▶ _TASK REQUIREMENTS_: Examine the entries and show every line in which the word "image" is found.

Lines of data:
══════════════════════════════

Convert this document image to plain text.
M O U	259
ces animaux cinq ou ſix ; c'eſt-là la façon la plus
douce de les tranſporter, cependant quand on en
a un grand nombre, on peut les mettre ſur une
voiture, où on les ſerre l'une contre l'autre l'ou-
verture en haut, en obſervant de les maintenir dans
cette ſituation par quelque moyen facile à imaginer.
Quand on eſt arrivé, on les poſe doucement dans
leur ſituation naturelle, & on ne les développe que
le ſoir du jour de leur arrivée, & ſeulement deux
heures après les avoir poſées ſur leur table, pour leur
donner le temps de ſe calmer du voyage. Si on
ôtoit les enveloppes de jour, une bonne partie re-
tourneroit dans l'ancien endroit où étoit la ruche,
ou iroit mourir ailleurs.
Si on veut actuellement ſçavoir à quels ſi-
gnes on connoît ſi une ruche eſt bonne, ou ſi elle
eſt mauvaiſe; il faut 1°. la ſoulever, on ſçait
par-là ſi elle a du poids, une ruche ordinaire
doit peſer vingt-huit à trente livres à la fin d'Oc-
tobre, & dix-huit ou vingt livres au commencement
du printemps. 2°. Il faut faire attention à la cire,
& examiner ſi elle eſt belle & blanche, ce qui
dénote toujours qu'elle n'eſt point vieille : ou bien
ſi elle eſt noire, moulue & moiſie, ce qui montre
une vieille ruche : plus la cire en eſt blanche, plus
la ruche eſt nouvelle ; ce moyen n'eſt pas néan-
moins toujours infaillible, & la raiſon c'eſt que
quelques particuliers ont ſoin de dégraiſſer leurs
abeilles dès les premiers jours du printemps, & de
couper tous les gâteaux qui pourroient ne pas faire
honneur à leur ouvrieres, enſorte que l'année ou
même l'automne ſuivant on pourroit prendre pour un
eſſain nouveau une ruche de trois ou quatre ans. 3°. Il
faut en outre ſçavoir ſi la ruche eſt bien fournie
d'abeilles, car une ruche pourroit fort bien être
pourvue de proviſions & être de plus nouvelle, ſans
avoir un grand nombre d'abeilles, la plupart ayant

══════════════════════════════

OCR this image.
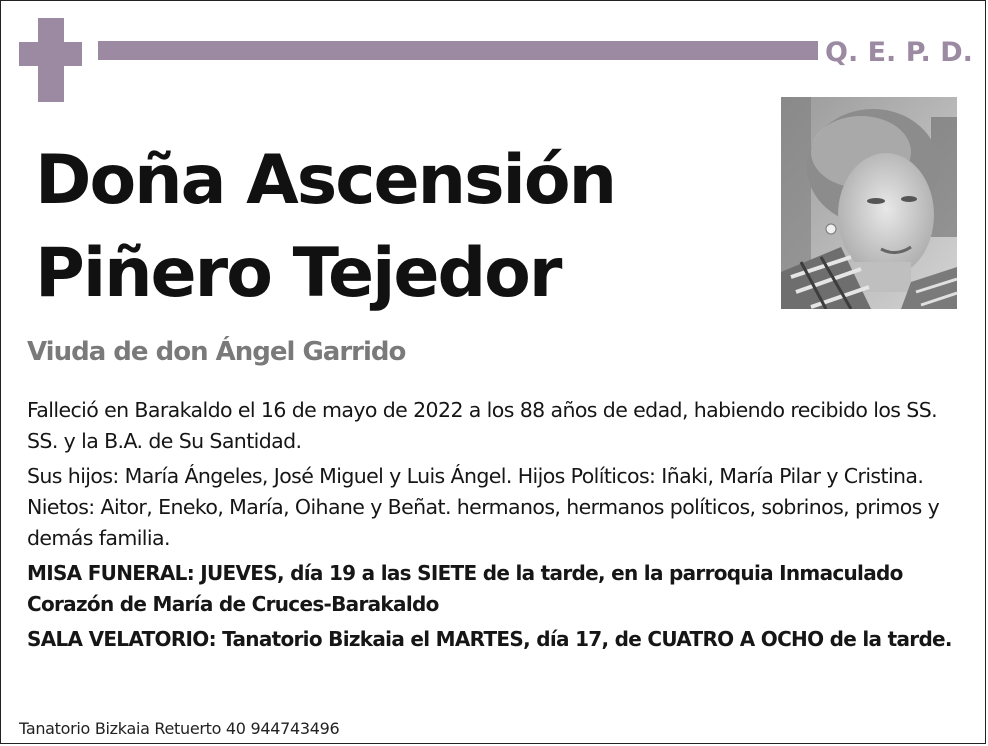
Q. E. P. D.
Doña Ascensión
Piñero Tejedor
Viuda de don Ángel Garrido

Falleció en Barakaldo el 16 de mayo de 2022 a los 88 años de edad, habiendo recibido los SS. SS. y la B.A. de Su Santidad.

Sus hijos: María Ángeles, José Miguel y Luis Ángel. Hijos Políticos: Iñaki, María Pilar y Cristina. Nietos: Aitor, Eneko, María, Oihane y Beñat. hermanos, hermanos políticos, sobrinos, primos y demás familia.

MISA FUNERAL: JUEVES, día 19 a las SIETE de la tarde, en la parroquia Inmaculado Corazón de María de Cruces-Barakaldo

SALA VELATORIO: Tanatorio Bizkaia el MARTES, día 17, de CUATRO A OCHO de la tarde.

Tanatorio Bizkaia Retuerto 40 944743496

══════════════════════════════

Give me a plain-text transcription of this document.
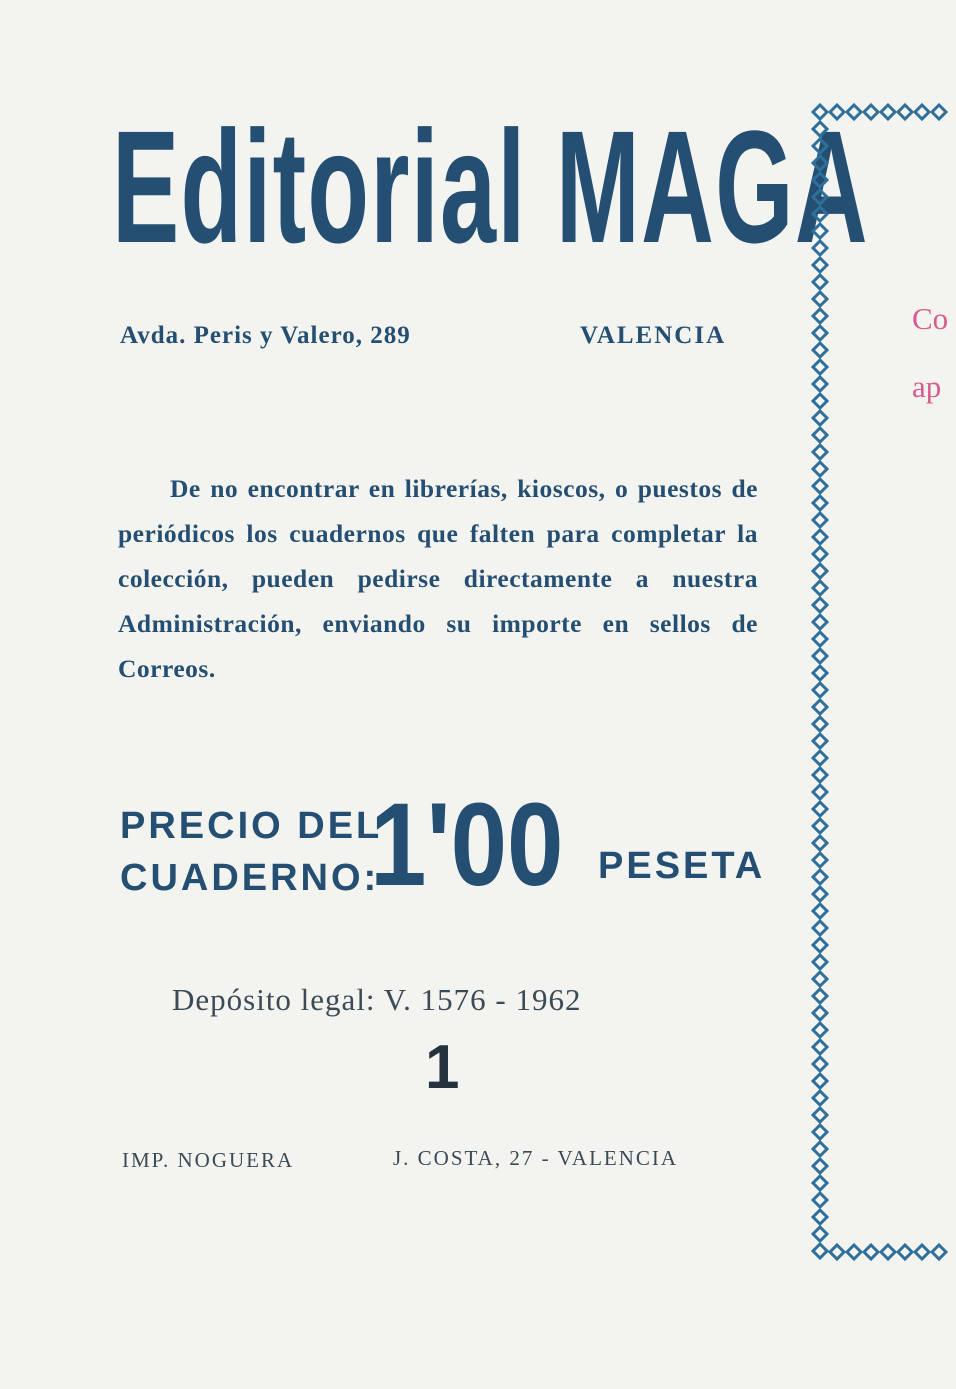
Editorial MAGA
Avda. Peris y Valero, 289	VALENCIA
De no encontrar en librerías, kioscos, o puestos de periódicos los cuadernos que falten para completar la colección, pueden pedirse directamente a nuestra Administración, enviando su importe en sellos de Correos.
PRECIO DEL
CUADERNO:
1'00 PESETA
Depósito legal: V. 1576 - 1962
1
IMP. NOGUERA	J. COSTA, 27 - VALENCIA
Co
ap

══════════════════════════════

▶ _SOLUTION_:
Convert this document image to plain text.
OCR this image.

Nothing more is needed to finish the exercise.